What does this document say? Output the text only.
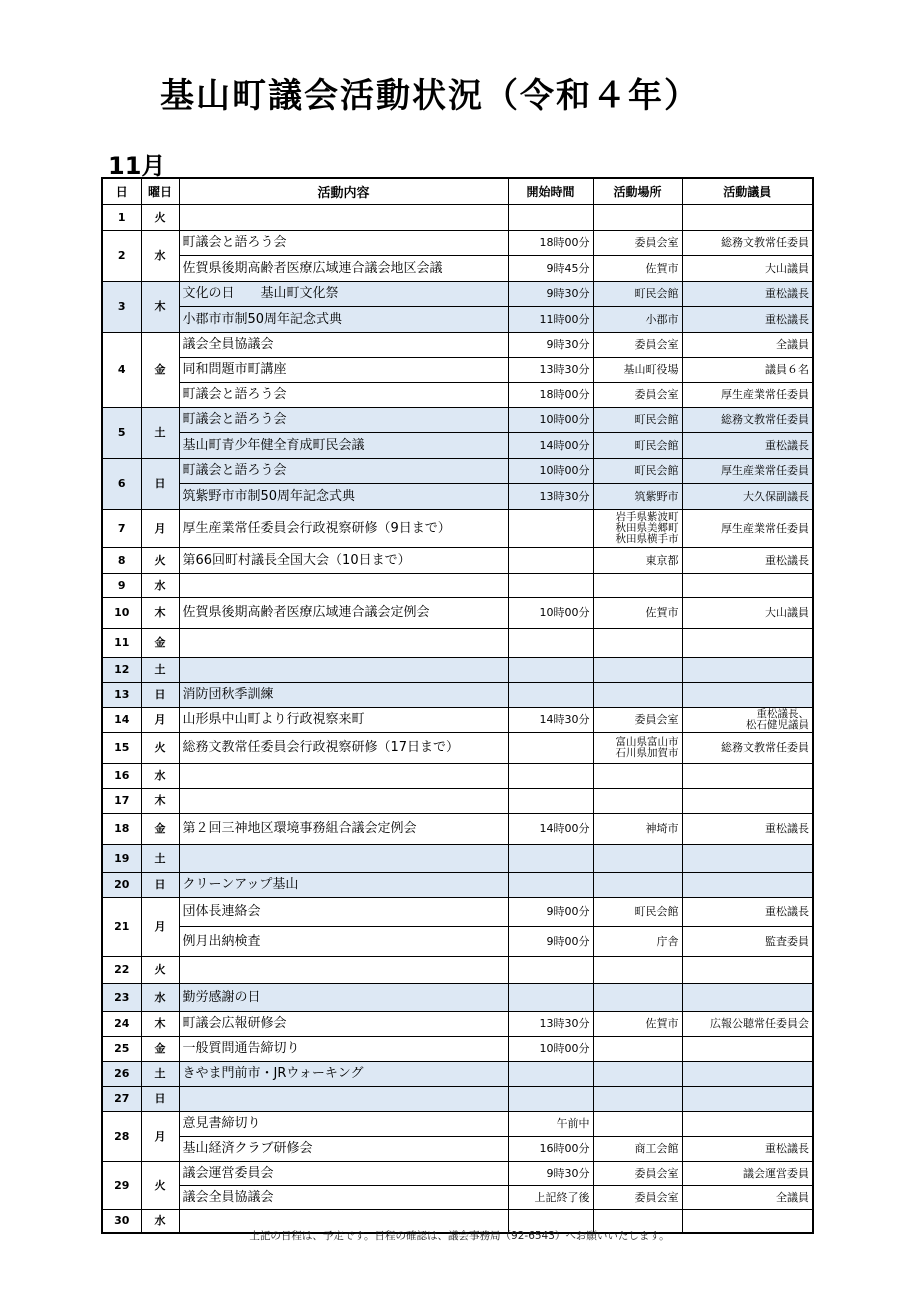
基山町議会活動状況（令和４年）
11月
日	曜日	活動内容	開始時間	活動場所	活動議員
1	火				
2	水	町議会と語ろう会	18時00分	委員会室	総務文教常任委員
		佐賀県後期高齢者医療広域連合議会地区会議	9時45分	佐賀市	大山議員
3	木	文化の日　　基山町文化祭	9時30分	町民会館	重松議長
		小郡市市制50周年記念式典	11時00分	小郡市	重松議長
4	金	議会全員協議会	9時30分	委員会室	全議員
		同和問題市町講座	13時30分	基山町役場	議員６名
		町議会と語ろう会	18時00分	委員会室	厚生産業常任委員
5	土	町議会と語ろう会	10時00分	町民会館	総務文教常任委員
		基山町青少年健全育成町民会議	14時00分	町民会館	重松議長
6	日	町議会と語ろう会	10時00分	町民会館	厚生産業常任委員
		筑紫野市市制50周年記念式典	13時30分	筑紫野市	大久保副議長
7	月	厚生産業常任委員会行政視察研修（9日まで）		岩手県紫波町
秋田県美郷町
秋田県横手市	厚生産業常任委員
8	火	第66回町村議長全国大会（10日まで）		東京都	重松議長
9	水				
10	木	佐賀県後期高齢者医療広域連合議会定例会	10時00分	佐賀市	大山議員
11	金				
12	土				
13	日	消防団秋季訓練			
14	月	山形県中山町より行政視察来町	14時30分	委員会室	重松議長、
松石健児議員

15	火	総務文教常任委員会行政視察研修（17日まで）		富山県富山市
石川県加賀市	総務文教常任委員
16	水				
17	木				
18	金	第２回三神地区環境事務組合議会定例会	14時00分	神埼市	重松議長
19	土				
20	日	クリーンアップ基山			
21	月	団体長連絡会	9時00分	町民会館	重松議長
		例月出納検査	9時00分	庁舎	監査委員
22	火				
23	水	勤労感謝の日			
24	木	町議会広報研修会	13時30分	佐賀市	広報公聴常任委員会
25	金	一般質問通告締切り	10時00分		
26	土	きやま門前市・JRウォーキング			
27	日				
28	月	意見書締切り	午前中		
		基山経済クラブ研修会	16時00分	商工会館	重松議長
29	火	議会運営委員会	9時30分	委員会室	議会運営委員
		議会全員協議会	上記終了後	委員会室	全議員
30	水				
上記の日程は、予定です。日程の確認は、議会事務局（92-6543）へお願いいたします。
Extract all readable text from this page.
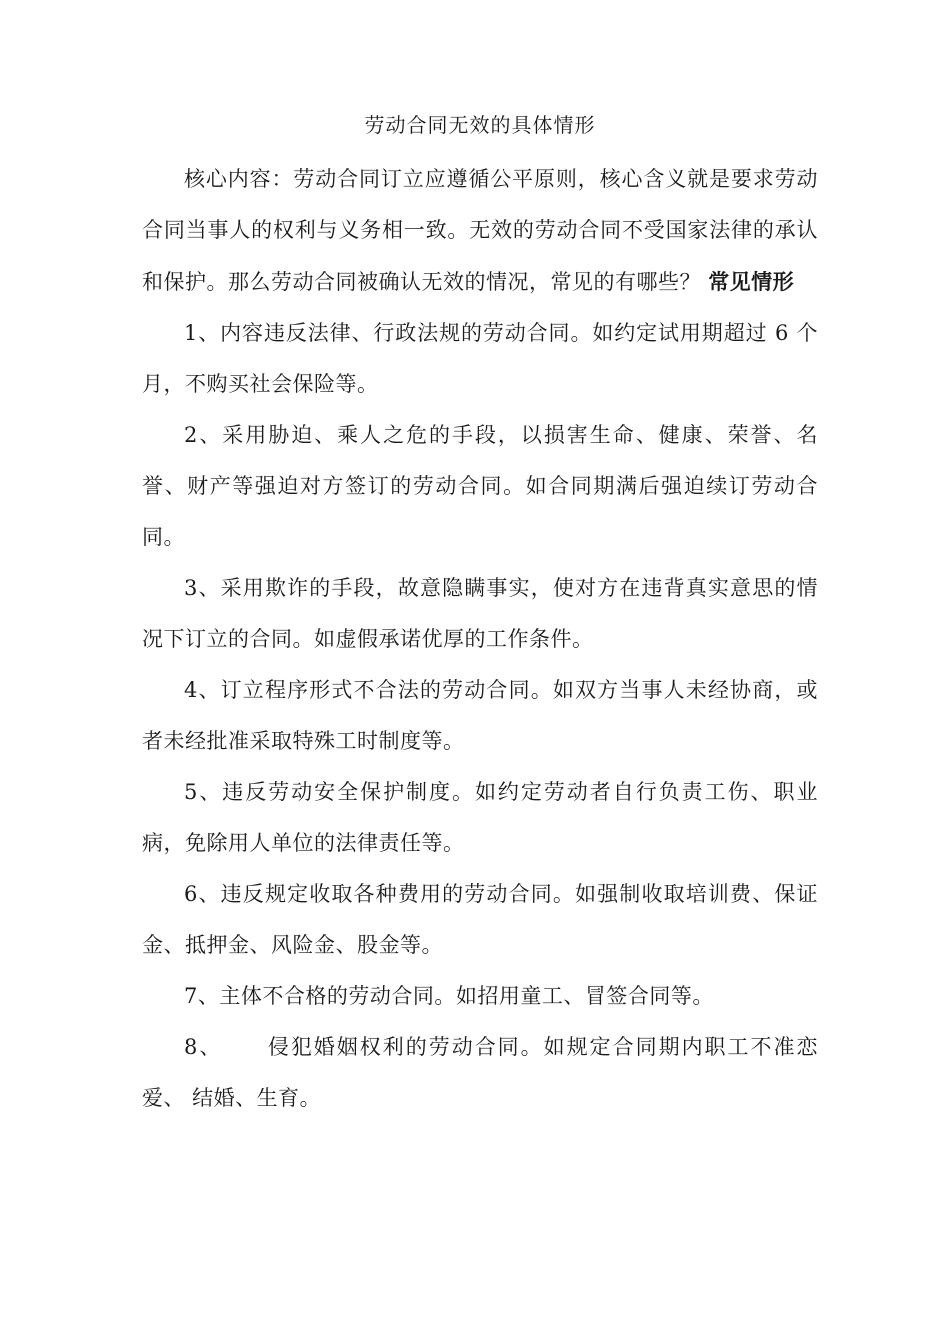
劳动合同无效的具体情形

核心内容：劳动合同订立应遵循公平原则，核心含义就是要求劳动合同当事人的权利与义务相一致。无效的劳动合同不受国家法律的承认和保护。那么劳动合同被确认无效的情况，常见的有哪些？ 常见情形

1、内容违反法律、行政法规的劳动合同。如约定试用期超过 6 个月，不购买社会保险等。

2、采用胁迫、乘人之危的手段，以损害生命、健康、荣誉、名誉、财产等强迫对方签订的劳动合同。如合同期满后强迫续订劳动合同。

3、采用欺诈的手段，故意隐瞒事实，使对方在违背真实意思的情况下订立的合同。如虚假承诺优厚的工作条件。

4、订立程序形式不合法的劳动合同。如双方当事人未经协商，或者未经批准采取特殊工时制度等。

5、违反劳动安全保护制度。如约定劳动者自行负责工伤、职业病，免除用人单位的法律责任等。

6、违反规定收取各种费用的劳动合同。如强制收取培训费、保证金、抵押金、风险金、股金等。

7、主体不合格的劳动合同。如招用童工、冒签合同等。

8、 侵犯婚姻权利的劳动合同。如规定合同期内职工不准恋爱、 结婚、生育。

§

> AIM OF THE TASK:
Reproduce every line from the entries that holds the word "委員会室".

> CORRECT RESPONSE:
2	水	町議会と語ろう会	18時00分	委員会室	総務文教常任委員
4	金	議会全員協議会	9時30分	委員会室	全議員
		町議会と語ろう会	18時00分	委員会室	厚生産業常任委員
14	月	山形県中山町より行政視察来町	14時30分	委員会室	重松議長、
29	火	議会運営委員会	9時30分	委員会室	議会運営委員
		議会全員協議会	上記終了後	委員会室	全議員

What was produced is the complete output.